Copy all the data exactly, except the pictures.

Saved data entries:

....................

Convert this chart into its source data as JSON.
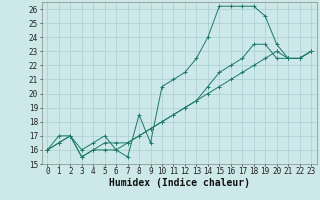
{
  "xlabel": "Humidex (Indice chaleur)",
  "xlim": [
    -0.5,
    23.5
  ],
  "ylim": [
    15,
    26.5
  ],
  "xticks": [
    0,
    1,
    2,
    3,
    4,
    5,
    6,
    7,
    8,
    9,
    10,
    11,
    12,
    13,
    14,
    15,
    16,
    17,
    18,
    19,
    20,
    21,
    22,
    23
  ],
  "yticks": [
    15,
    16,
    17,
    18,
    19,
    20,
    21,
    22,
    23,
    24,
    25,
    26
  ],
  "bg_color": "#cde8e8",
  "line_color": "#1a7a6a",
  "grid_color": "#aacece",
  "line1_x": [
    0,
    1,
    2,
    3,
    4,
    5,
    6,
    7,
    8,
    9,
    10,
    11,
    12,
    13,
    14,
    15,
    16,
    17,
    18,
    19,
    20,
    21,
    22,
    23
  ],
  "line1_y": [
    16,
    17,
    17,
    16,
    16.5,
    17,
    16,
    15.5,
    18.5,
    16.5,
    20.5,
    21,
    21.5,
    22.5,
    24,
    26.2,
    26.2,
    26.2,
    26.2,
    25.5,
    23.5,
    22.5,
    22.5,
    23
  ],
  "line2_x": [
    0,
    1,
    2,
    3,
    4,
    5,
    6,
    7,
    8,
    9,
    10,
    11,
    12,
    13,
    14,
    15,
    16,
    17,
    18,
    19,
    20,
    21,
    22,
    23
  ],
  "line2_y": [
    16,
    16.5,
    17,
    15.5,
    16,
    16,
    16,
    16.5,
    17,
    17.5,
    18,
    18.5,
    19,
    19.5,
    20,
    20.5,
    21,
    21.5,
    22,
    22.5,
    23,
    22.5,
    22.5,
    23
  ],
  "line3_x": [
    0,
    1,
    2,
    3,
    4,
    5,
    6,
    7,
    8,
    9,
    10,
    11,
    12,
    13,
    14,
    15,
    16,
    17,
    18,
    19,
    20,
    21,
    22,
    23
  ],
  "line3_y": [
    16,
    16.5,
    17,
    15.5,
    16,
    16.5,
    16.5,
    16.5,
    17,
    17.5,
    18,
    18.5,
    19,
    19.5,
    20.5,
    21.5,
    22,
    22.5,
    23.5,
    23.5,
    22.5,
    22.5,
    22.5,
    23
  ],
  "font_family": "monospace",
  "tick_fontsize": 5.5,
  "label_fontsize": 7
}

....................

→ **Worked solution**
Convert this chart into its source data as JSON.
{
  "xlabel": "Humidex (Indice chaleur)",
  "xlim": [
    -0.5,
    23.5
  ],
  "ylim": [
    15,
    26.5
  ],
  "xticks": [
    0,
    1,
    2,
    3,
    4,
    5,
    6,
    7,
    8,
    9,
    10,
    11,
    12,
    13,
    14,
    15,
    16,
    17,
    18,
    19,
    20,
    21,
    22,
    23
  ],
  "yticks": [
    15,
    16,
    17,
    18,
    19,
    20,
    21,
    22,
    23,
    24,
    25,
    26
  ],
  "bg_color": "#cde8e8",
  "line_color": "#1a7a6a",
  "grid_color": "#aacece",
  "line1_x": [
    0,
    1,
    2,
    3,
    4,
    5,
    6,
    7,
    8,
    9,
    10,
    11,
    12,
    13,
    14,
    15,
    16,
    17,
    18,
    19,
    20,
    21,
    22,
    23
  ],
  "line1_y": [
    16,
    17,
    17,
    16,
    16.5,
    17,
    16,
    15.5,
    18.5,
    16.5,
    20.5,
    21,
    21.5,
    22.5,
    24,
    26.2,
    26.2,
    26.2,
    26.2,
    25.5,
    23.5,
    22.5,
    22.5,
    23
  ],
  "line2_x": [
    0,
    1,
    2,
    3,
    4,
    5,
    6,
    7,
    8,
    9,
    10,
    11,
    12,
    13,
    14,
    15,
    16,
    17,
    18,
    19,
    20,
    21,
    22,
    23
  ],
  "line2_y": [
    16,
    16.5,
    17,
    15.5,
    16,
    16,
    16,
    16.5,
    17,
    17.5,
    18,
    18.5,
    19,
    19.5,
    20,
    20.5,
    21,
    21.5,
    22,
    22.5,
    23,
    22.5,
    22.5,
    23
  ],
  "line3_x": [
    0,
    1,
    2,
    3,
    4,
    5,
    6,
    7,
    8,
    9,
    10,
    11,
    12,
    13,
    14,
    15,
    16,
    17,
    18,
    19,
    20,
    21,
    22,
    23
  ],
  "line3_y": [
    16,
    16.5,
    17,
    15.5,
    16,
    16.5,
    16.5,
    16.5,
    17,
    17.5,
    18,
    18.5,
    19,
    19.5,
    20.5,
    21.5,
    22,
    22.5,
    23.5,
    23.5,
    22.5,
    22.5,
    22.5,
    23
  ],
  "font_family": "monospace",
  "tick_fontsize": 5.5,
  "label_fontsize": 7
}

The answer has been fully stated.